Dataset items
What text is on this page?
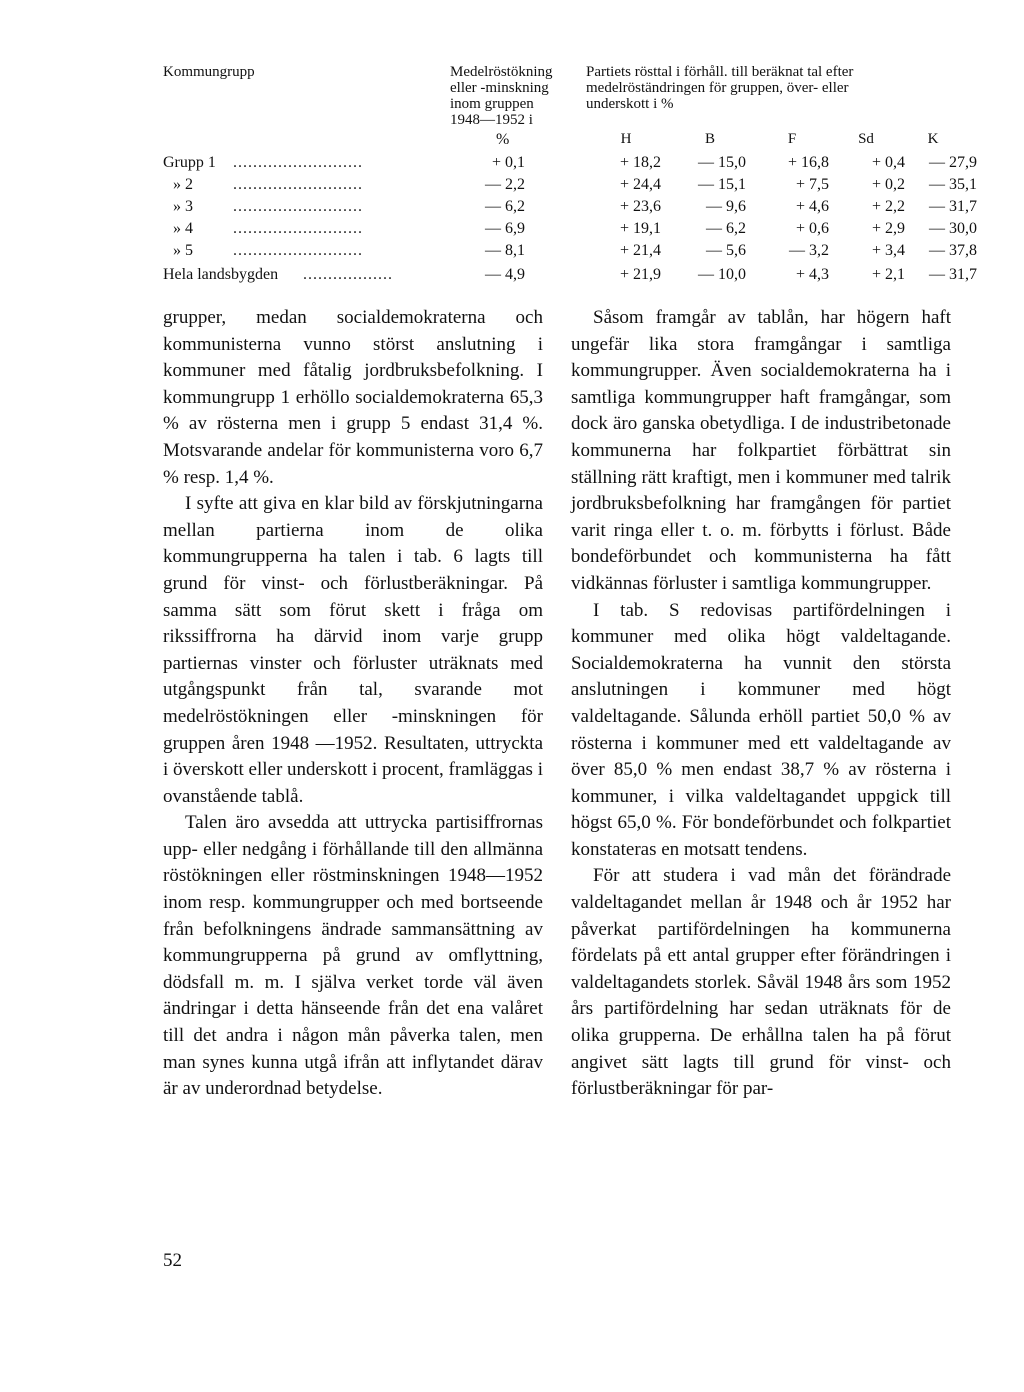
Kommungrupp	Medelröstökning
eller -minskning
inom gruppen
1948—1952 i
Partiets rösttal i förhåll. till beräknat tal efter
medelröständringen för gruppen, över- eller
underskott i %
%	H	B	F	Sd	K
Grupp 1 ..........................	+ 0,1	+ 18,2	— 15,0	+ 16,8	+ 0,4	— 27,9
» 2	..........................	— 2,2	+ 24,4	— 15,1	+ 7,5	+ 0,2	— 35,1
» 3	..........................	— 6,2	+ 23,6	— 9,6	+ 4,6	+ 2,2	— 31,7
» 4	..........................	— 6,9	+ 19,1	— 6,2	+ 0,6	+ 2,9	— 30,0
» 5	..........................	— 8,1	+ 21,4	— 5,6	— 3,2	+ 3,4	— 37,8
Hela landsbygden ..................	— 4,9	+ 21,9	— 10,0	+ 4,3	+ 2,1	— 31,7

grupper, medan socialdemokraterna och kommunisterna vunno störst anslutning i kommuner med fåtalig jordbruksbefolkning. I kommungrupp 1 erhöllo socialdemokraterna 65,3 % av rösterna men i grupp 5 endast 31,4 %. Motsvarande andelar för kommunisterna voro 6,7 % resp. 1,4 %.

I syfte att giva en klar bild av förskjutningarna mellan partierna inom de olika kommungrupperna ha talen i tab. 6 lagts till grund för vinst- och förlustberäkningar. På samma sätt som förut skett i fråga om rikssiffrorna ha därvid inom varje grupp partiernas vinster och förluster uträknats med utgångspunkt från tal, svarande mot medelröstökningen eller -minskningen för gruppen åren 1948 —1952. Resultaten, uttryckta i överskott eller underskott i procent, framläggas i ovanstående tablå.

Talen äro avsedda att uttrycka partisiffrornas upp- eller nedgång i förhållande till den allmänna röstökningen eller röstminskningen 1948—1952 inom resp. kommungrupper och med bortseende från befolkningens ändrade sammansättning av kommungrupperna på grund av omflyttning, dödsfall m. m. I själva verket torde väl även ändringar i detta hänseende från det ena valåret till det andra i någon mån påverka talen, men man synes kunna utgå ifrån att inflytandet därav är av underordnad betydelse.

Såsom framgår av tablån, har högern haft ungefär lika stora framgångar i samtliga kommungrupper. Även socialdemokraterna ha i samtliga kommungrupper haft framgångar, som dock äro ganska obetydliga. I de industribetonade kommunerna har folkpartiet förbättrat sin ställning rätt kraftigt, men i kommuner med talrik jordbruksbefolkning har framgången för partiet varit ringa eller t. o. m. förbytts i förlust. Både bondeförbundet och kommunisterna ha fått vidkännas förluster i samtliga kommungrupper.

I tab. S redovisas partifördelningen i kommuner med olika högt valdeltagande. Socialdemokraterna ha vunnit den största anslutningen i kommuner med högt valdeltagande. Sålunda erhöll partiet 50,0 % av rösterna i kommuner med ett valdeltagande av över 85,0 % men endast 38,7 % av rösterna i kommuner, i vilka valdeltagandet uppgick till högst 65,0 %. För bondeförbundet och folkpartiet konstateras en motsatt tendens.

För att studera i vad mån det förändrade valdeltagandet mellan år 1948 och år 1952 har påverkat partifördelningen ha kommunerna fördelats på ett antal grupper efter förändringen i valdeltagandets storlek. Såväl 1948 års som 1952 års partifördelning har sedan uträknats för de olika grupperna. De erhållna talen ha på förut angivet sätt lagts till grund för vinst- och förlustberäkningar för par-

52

...

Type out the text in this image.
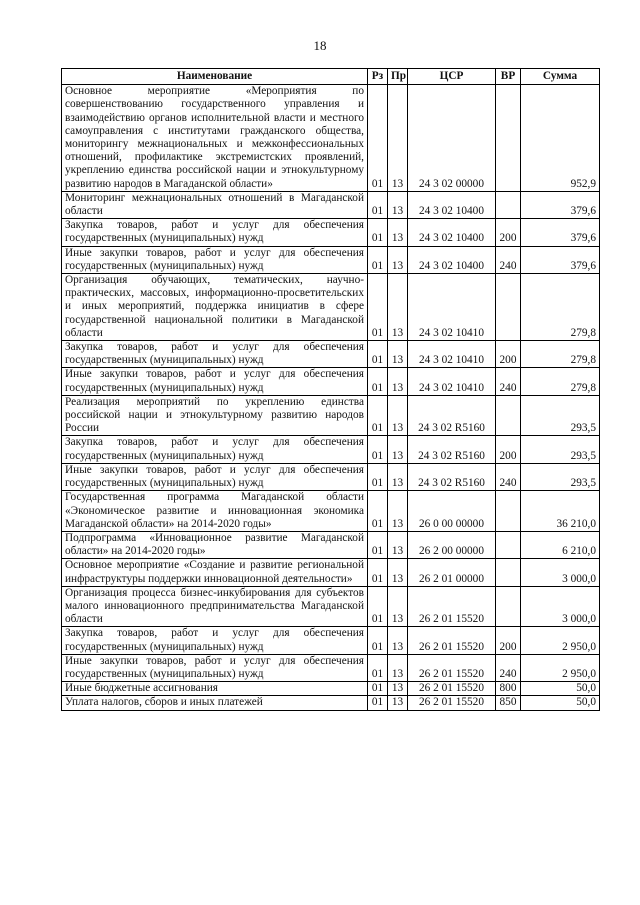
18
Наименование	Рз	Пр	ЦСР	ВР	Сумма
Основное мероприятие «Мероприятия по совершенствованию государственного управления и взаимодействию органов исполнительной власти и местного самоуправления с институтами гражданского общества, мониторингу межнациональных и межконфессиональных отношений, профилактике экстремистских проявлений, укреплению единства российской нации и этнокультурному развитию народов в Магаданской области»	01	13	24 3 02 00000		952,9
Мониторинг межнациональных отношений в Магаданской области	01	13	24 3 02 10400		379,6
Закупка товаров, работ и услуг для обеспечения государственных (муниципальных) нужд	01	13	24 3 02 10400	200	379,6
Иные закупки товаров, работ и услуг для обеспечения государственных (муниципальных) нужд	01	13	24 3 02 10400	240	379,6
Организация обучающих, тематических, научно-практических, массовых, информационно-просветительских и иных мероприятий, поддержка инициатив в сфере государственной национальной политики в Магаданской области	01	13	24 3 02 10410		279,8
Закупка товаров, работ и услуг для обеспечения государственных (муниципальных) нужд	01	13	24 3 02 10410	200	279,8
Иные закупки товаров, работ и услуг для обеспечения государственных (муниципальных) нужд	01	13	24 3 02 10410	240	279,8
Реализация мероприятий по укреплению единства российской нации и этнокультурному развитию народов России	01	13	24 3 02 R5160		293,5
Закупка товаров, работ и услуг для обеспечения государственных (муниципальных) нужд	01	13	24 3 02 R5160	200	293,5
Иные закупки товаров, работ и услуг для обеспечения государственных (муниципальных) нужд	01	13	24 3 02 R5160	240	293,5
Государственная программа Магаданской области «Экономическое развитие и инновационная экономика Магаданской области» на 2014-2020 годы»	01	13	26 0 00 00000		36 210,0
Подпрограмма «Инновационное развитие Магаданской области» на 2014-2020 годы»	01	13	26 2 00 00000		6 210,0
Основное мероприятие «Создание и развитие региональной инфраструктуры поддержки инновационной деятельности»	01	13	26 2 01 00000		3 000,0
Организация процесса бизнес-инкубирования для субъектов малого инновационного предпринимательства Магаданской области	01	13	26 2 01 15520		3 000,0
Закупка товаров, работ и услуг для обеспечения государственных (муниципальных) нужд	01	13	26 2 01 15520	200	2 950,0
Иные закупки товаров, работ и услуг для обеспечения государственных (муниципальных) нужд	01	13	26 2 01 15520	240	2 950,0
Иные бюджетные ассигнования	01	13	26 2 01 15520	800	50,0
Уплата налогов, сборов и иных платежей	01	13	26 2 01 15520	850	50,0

* [WHAT NEEDS TO BE DONE]: How many lines in the records above contain the word "Магаданской"? Reply with the number alone.

* [ANSWER FOR THIS EXERCISE]: 6